• **Document passage**
[Start of Attachment]
NetDay (1995–2004) was an event established in 1995 that "called on high-tech companies to commit resources to schools, libraries, and clinics worldwide so that they could connect to the Internet". It was developed by John Gage (then-chief science officer at Sun Microsystems) and activist Michael Kaufman. They approached Delaine Eastin, California's State Superintendent of Public Instruction, to put together the first event in California. The first official NetDay was held in 1996.

In 2005, NetDay merged with Project Tomorrow (tomorrow.org), a California nonprofit involved with math and science education. The organization is continuing to work with schools to improve the use of technology in education.

Overview
NetDay was established to take place over the course of one Saturday, whereby designated schools would receive full connection to the Internet. Activities were coordinated at the website netday.org. The HTML Writers Guild (quoting the NetDay FAQ) defined the day as an:

Some argued that access to the Internet should not be a priority when schools lack even basic resources like library books (although in many cases the project added needed materials and efforts to computing projects already underway).
[End of Attachment]
• **Data for analysis**
[Start of Attachment]
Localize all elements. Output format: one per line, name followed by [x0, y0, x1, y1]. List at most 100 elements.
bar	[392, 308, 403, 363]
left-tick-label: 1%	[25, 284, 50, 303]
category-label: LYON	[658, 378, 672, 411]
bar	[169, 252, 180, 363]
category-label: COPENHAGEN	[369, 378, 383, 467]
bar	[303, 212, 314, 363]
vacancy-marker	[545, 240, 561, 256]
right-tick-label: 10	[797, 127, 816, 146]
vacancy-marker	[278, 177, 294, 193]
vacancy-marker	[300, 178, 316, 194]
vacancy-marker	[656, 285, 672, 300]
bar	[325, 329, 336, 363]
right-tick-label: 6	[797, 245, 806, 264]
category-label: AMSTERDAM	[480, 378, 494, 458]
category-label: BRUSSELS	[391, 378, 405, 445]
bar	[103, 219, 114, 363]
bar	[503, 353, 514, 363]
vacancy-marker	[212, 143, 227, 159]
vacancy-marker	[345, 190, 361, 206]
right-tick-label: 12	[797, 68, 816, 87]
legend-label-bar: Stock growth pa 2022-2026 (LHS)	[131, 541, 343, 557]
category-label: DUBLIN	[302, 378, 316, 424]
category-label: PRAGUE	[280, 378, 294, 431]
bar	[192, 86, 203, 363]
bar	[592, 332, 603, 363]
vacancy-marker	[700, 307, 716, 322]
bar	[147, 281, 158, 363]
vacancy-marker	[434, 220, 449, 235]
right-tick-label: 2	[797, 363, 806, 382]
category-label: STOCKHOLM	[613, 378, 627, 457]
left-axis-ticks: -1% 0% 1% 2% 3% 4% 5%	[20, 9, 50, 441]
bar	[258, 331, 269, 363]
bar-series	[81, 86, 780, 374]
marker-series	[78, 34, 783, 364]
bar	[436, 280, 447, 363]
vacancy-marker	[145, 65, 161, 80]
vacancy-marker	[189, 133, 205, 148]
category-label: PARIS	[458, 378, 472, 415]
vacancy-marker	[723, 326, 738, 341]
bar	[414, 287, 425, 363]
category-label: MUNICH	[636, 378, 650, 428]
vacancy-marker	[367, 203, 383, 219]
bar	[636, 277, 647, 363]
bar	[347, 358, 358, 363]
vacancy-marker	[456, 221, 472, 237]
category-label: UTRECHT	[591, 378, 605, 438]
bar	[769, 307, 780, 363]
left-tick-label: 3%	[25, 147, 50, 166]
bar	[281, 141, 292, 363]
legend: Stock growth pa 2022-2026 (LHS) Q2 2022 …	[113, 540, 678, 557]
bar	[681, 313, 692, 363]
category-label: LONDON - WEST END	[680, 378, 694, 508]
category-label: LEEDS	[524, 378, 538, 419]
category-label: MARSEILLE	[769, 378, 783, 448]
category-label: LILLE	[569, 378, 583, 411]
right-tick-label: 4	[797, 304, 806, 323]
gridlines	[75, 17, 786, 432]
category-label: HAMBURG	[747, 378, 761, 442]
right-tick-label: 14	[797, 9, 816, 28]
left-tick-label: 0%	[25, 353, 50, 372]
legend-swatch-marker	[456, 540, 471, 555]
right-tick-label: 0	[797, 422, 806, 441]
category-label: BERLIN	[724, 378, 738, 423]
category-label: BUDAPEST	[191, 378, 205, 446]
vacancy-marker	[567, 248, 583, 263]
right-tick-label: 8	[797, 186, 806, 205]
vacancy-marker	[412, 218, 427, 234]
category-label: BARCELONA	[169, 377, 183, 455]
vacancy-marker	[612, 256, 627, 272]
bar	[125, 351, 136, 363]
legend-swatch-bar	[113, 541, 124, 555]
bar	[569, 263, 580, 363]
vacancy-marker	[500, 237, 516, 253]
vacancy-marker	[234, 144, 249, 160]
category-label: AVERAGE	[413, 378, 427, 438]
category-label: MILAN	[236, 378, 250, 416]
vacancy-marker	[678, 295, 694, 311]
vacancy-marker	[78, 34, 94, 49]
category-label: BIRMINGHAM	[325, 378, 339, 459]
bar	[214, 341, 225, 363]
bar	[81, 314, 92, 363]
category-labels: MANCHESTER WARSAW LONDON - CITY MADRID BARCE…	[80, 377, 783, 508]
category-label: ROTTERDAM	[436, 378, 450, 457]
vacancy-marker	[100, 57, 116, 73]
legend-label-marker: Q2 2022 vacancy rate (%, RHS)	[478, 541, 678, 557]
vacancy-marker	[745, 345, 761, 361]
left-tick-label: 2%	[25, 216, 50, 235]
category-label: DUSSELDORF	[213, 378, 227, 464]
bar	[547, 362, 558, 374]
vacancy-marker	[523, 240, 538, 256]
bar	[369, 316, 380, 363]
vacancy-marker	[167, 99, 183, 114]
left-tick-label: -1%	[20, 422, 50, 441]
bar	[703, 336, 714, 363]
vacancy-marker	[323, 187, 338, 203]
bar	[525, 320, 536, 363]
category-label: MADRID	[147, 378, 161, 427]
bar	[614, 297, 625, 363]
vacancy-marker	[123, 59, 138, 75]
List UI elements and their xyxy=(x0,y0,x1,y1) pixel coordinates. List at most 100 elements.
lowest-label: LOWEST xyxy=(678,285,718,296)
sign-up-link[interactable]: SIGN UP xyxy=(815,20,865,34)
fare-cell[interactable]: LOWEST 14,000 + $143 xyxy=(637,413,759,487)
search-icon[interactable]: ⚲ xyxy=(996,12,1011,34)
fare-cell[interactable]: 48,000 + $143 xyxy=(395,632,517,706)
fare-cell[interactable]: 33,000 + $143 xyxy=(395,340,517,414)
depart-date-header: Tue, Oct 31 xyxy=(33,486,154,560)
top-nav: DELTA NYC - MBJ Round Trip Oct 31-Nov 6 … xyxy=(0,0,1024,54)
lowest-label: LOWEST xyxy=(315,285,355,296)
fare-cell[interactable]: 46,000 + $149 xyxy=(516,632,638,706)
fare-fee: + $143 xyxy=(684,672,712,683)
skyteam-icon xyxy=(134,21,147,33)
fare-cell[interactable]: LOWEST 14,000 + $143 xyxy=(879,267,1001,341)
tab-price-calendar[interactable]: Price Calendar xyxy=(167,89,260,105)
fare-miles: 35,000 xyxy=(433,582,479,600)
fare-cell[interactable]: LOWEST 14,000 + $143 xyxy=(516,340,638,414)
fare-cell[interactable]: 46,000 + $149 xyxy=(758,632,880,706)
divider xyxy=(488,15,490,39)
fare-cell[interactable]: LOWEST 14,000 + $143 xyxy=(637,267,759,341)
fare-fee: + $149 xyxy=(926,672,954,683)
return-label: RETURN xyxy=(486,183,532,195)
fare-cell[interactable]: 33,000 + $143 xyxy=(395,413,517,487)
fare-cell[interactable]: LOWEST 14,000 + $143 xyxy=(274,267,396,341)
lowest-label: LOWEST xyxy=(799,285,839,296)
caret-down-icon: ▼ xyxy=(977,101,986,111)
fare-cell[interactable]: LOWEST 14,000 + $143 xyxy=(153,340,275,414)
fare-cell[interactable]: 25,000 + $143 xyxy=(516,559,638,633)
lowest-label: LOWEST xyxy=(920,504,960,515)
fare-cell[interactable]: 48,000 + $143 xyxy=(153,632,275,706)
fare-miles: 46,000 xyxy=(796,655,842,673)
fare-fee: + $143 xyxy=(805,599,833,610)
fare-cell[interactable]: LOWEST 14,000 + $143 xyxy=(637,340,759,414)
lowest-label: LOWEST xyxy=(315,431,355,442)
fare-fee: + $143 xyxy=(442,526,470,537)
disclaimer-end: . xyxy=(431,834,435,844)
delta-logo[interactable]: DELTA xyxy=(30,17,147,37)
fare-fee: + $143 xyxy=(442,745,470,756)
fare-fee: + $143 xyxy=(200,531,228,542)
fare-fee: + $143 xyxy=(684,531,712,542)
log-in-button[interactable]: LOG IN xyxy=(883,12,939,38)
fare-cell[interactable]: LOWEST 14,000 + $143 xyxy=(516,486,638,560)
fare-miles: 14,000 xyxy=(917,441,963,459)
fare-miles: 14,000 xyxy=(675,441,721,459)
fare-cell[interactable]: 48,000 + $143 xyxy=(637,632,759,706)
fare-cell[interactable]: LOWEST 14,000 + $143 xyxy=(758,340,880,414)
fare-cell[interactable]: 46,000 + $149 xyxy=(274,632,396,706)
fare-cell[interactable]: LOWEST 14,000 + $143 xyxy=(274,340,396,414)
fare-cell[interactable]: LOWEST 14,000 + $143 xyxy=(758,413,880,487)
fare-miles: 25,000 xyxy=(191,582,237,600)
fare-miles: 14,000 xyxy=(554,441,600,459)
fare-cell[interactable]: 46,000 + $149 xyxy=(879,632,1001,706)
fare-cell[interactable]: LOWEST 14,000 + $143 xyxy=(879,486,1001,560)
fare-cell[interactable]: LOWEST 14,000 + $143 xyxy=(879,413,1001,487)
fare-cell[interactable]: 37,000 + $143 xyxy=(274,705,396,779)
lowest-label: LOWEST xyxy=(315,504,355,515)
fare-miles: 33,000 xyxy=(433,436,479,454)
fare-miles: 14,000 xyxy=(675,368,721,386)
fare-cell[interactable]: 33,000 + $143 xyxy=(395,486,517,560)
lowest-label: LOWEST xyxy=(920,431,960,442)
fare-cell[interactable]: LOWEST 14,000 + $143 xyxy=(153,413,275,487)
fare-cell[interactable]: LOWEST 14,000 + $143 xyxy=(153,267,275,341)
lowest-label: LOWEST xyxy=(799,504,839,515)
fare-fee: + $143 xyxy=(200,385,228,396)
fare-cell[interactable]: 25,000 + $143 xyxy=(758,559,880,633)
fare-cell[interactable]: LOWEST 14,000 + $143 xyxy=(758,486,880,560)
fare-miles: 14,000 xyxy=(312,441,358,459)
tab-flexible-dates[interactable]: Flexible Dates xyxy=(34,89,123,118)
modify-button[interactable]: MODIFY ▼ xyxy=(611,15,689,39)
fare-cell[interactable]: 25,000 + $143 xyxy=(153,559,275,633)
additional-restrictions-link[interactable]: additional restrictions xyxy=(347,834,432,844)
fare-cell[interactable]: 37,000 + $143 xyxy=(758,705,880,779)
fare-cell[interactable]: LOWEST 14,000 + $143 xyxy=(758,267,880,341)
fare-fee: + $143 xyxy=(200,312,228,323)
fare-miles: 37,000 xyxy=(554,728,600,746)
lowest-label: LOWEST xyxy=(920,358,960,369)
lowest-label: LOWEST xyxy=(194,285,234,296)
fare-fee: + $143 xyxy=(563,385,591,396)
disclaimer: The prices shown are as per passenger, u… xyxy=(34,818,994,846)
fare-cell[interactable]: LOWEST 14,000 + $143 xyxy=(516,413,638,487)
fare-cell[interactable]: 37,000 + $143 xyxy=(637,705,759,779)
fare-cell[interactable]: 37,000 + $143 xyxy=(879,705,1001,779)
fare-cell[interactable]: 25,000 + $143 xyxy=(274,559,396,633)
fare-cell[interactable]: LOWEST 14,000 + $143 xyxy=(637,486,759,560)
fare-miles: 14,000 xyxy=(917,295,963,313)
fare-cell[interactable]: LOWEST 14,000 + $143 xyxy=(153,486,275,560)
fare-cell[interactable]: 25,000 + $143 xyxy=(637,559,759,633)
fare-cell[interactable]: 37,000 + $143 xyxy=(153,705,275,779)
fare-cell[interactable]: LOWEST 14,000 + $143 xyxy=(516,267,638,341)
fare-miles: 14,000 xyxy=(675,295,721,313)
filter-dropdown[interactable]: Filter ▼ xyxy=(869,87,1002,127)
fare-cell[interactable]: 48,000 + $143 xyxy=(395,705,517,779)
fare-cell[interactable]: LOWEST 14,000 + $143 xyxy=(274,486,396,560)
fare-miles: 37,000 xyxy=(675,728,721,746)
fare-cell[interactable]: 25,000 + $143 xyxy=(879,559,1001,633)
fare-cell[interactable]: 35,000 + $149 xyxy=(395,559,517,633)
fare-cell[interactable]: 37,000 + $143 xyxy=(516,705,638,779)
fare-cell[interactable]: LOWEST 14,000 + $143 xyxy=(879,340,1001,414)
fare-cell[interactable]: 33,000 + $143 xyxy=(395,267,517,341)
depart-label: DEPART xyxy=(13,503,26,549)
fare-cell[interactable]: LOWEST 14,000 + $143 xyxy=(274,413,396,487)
[End of Attachment]
• **Tasks and exercises**
A - Reproduce the portion of the NetDay passage that begins with the words containing "Some argued that" and ends with "projects already underway).".
B - Pick up the NetDay passage after its final sentence and continue writing it.

• **Exercise responses**
A -
Some argued that access to the Internet should not be a priority when schools lack even basic resources like library books (although in many cases the project added needed materials and efforts to computing projects already underway).

B -
NetDay '96

The first NetDay was held on March 9, 1996. NetDay '96 created considerable excitement amongst participating schools. The day was organized via the website netday96.com. 20,000 volunteers helped to wire 20 percent of California schools to the Internet. 2,500 wiring kits were donated by telephone companies. Of the first event, John Gage commented, "NetDay96 is a demonstration of what can happen when people coalesce around a community project [...] In one day, we can begin to reverse California's abysmal record of putting technology into its classrooms."

President Bill Clinton and Vice President Al Gore were also involved with NetDay '96, spending the day at Ygnacio Valley High School, as part of the drive to connect California public schools to the Internet. In a speech given at YVH, Clinton stated that he was excited to see that his challenge the previous September to "Californians to connect at least 20 percent of your schools to the Information Superhighway by the end of this school year" was met. Clinton also described this event as part of a time of "absolutely astonishing transformation; a moment of great possibility. All of you know that the information and technology explosion will offer to you and to the young people of the future more opportunities and challenges than any generation of Americans has ever seen". Clinton acknowledged the support of the State Superintendent of Public Instruction Delaine Eastin, Lieutenant Governor Gray Davis, Senator Barbara Boxer and Representative George Miller.

In a prepared statement, Gore added that NetDay was part of one of the major goals of the Clinton administration, which was "to give every child in America access to high quality educational technology by the dawn of the new century." Gore also stated that the administration planned "to connect every classroom to the Internet by the year 2000".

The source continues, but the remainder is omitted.